GIVEN EXERCISE: Determine how many lines contain the string "logged", then reply with that figure only.

Recorded data:
☆ ☆ ☆ ☆ ☆ ☆ ☆

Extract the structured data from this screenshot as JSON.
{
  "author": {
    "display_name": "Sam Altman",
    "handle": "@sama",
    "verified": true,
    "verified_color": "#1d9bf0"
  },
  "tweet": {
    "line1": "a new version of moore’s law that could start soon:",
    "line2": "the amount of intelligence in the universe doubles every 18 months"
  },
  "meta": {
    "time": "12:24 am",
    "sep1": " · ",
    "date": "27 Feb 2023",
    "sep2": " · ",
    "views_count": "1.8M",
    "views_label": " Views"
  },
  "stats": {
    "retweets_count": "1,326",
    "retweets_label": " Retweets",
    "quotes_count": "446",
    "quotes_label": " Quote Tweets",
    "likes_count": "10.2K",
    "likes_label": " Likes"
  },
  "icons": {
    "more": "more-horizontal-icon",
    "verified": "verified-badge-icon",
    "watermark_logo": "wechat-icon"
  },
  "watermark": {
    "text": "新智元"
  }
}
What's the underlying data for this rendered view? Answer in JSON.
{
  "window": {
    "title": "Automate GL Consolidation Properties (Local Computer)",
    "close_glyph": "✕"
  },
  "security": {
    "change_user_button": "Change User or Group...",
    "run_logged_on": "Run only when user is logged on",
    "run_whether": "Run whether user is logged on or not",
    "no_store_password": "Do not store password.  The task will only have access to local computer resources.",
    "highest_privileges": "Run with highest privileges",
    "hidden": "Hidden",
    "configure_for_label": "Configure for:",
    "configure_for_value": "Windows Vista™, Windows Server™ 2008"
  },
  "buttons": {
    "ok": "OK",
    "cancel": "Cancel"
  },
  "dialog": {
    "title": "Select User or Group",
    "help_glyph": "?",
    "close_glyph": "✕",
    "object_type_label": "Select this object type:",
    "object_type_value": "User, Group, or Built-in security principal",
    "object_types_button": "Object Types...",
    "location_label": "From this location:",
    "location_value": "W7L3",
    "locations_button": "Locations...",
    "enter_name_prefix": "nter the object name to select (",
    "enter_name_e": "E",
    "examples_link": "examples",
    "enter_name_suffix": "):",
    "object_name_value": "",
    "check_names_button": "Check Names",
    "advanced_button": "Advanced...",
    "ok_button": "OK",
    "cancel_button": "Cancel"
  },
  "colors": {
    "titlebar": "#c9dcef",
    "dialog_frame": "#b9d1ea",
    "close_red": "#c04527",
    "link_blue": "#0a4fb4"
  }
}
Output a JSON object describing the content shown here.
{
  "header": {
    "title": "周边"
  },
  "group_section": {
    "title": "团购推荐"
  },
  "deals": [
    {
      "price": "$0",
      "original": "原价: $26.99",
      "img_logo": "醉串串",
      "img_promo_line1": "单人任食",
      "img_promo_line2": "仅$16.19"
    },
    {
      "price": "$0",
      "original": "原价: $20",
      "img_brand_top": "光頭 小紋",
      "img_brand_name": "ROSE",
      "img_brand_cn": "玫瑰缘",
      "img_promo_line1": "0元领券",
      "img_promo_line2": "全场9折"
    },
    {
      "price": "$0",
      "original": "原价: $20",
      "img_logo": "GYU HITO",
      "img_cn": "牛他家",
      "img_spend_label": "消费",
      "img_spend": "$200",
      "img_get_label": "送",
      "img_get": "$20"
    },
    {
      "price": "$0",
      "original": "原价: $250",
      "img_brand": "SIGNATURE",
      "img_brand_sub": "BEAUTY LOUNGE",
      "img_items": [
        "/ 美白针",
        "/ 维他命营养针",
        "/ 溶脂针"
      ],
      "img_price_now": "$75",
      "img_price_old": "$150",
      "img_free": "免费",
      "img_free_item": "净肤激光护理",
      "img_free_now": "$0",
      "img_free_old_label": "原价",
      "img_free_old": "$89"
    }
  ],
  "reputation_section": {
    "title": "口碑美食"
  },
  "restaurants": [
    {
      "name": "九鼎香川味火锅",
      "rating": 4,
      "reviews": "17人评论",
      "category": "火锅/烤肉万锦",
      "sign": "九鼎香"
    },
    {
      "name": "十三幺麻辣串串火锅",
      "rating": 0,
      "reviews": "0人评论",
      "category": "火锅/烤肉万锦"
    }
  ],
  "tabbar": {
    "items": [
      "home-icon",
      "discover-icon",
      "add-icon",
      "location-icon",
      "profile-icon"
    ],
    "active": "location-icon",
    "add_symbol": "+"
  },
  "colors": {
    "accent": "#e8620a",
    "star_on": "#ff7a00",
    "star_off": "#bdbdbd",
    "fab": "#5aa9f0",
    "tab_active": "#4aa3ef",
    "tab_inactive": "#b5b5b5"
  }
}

☆ ☆ ☆ ☆ ☆ ☆ ☆

WORKED SOLUTION: 2